* Given data *
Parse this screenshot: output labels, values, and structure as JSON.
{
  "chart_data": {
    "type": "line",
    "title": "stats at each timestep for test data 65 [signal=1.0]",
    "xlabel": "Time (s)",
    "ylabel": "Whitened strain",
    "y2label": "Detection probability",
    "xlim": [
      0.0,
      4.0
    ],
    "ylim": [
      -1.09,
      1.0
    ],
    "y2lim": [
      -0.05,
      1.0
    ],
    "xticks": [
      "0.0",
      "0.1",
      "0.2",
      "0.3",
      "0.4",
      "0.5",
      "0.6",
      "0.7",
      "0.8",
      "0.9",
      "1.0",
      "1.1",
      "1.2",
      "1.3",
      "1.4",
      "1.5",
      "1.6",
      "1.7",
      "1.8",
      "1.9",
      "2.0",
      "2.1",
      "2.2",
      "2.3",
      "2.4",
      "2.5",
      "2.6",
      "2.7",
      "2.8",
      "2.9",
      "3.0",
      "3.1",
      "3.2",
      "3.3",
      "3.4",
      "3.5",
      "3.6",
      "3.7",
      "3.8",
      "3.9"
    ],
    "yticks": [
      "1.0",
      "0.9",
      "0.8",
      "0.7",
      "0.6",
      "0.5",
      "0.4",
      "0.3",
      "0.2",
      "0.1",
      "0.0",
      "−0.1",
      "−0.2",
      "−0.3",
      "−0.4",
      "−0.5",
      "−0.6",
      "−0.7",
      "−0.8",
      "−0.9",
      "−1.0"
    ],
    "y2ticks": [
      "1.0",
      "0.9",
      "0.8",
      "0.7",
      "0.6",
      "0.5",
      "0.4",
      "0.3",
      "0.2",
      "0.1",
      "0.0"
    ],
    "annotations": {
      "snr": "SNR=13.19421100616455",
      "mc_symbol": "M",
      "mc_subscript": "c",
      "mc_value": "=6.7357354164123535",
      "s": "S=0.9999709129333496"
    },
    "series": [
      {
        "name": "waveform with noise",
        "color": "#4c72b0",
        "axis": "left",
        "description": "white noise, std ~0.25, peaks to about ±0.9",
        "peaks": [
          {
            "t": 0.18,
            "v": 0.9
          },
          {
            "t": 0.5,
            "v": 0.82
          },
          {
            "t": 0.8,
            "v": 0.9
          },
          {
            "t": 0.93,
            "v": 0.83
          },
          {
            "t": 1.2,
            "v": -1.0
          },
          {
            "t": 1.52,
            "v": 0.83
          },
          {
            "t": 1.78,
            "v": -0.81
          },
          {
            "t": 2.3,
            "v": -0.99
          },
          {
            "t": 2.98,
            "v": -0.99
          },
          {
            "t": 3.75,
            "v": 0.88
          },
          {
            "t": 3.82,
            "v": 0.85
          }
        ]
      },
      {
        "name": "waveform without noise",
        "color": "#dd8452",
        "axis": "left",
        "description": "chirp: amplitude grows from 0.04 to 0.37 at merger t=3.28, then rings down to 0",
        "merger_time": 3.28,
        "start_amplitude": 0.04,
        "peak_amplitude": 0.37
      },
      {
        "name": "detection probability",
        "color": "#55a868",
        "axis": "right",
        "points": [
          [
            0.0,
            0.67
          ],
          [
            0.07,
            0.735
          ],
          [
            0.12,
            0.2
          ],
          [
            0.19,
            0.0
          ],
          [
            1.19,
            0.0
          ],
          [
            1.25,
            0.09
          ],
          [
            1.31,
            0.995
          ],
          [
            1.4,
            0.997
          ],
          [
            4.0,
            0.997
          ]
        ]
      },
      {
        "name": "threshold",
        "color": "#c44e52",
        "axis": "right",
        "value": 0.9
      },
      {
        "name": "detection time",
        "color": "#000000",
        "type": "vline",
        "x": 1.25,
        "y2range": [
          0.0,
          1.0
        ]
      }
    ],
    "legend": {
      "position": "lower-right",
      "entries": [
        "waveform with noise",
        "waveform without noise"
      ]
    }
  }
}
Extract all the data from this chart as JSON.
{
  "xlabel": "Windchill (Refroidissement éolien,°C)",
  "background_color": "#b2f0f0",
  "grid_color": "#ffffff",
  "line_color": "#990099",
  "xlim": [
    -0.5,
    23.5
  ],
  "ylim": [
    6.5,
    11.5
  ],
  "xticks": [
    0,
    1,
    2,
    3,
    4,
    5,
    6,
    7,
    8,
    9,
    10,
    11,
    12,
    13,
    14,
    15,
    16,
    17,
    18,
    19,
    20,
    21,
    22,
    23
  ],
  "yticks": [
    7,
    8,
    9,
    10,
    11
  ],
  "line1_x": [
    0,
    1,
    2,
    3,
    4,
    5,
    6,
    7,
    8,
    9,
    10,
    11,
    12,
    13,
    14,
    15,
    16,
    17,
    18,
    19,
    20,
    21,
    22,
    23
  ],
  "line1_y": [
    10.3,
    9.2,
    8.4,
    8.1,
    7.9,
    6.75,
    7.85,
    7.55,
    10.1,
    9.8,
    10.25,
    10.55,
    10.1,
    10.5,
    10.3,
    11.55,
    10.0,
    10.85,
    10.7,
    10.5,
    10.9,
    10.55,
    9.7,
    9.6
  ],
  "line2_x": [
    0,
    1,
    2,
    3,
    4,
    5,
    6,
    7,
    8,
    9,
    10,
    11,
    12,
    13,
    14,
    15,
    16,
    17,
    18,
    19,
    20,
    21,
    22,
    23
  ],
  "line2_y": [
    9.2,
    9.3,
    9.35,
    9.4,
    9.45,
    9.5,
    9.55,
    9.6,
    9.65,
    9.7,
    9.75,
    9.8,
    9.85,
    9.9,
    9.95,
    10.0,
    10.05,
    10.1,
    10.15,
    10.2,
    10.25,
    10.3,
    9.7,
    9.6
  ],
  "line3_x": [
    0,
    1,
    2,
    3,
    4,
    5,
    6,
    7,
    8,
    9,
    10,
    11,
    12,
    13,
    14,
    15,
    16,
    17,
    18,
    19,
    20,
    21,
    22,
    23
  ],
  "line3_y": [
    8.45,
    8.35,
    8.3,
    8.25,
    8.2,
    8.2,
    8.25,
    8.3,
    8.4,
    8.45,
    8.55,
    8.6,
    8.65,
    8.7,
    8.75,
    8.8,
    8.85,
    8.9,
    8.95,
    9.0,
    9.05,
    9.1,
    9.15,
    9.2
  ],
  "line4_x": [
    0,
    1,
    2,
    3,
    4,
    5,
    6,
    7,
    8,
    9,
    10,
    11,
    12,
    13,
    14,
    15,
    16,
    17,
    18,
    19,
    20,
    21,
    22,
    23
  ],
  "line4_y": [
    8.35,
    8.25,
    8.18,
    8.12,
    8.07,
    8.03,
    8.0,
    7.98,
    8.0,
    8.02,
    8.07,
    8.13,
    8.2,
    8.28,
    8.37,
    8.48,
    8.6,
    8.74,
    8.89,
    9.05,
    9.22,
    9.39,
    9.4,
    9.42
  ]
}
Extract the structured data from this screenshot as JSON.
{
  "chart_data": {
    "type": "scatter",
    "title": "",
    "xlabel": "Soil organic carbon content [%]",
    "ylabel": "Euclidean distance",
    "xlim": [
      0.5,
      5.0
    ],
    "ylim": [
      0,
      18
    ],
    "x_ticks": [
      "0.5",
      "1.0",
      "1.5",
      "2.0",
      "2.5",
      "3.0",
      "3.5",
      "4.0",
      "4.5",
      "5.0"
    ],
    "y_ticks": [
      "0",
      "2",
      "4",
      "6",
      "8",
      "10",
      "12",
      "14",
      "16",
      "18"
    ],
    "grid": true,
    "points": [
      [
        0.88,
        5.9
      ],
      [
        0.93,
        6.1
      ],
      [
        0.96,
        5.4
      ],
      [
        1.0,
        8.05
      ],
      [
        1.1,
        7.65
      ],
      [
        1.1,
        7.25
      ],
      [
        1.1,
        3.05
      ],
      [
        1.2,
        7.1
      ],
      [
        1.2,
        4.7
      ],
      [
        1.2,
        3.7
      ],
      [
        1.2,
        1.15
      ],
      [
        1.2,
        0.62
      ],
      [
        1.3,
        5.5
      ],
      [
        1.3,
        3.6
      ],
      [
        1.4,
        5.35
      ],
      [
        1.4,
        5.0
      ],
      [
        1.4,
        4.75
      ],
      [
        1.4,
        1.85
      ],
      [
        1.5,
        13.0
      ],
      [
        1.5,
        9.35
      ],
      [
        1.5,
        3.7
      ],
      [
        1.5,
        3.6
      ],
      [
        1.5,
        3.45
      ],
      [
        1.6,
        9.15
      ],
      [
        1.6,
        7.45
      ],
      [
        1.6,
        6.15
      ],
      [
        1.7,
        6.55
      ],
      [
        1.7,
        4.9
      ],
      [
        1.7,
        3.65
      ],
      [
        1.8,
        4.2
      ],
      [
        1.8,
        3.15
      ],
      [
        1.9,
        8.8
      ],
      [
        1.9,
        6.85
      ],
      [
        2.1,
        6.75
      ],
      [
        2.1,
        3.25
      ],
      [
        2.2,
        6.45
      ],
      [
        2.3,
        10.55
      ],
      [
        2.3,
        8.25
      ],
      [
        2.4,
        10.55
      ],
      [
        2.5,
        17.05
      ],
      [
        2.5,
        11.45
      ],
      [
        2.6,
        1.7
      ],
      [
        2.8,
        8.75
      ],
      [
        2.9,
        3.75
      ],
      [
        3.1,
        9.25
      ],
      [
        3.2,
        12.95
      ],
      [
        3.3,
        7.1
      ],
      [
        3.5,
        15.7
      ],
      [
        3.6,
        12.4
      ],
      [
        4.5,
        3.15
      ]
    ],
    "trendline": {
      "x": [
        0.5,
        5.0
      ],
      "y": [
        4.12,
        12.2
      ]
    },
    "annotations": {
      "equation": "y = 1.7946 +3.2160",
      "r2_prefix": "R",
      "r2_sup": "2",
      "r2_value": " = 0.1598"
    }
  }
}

* Goal *
Identify each line containing the string "waveform" and copy it out.

* Solution for this exercise *
        "name": "waveform with noise",
        "name": "waveform without noise",
        "waveform with noise",
        "waveform without noise"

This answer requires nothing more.